**TASK BRIEF:** Write out every line of the material as it stands, apart from the pictures.

**Data extracted from a collection:**
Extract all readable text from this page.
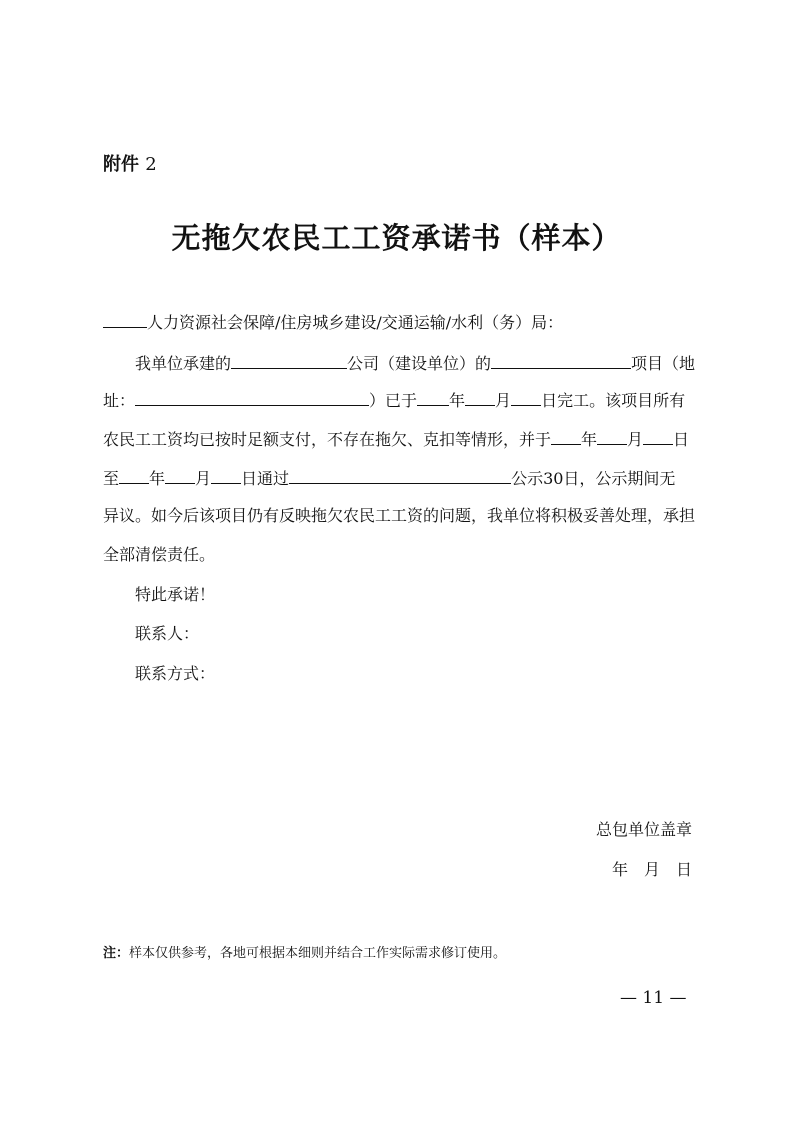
附件 2
无拖欠农民工工资承诺书（样本）
人力资源社会保障/住房城乡建设/交通运输/水利（务）局：
我单位承建的	公司（建设单位）的	项目（地
址：	）已于 年 月 日完工。该项目所有
农民工工资均已按时足额支付，不存在拖欠、克扣等情形，并于 年 月 日
至 年 月 日通过	公示30日，公示期间无
异议。如今后该项目仍有反映拖欠农民工工资的问题，我单位将积极妥善处理，承担
全部清偿责任。
特此承诺！
联系人：
联系方式：
总包单位盖章
年　月　日
注：样本仅供参考，各地可根据本细则并结合工作实际需求修订使用。
— 11 —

**SOLUTION TO THE EXERCISE:**
Extract all readable text from this page.
附件 2
无拖欠农民工工资承诺书（样本）
人力资源社会保障/住房城乡建设/交通运输/水利（务）局：
我单位承建的	公司（建设单位）的	项目（地
址：	）已于 年 月 日完工。该项目所有
农民工工资均已按时足额支付，不存在拖欠、克扣等情形，并于 年 月 日
至 年 月 日通过	公示30日，公示期间无
异议。如今后该项目仍有反映拖欠农民工工资的问题，我单位将积极妥善处理，承担
全部清偿责任。
特此承诺！
联系人：
联系方式：
总包单位盖章
年　月　日
注：样本仅供参考，各地可根据本细则并结合工作实际需求修订使用。
— 11 —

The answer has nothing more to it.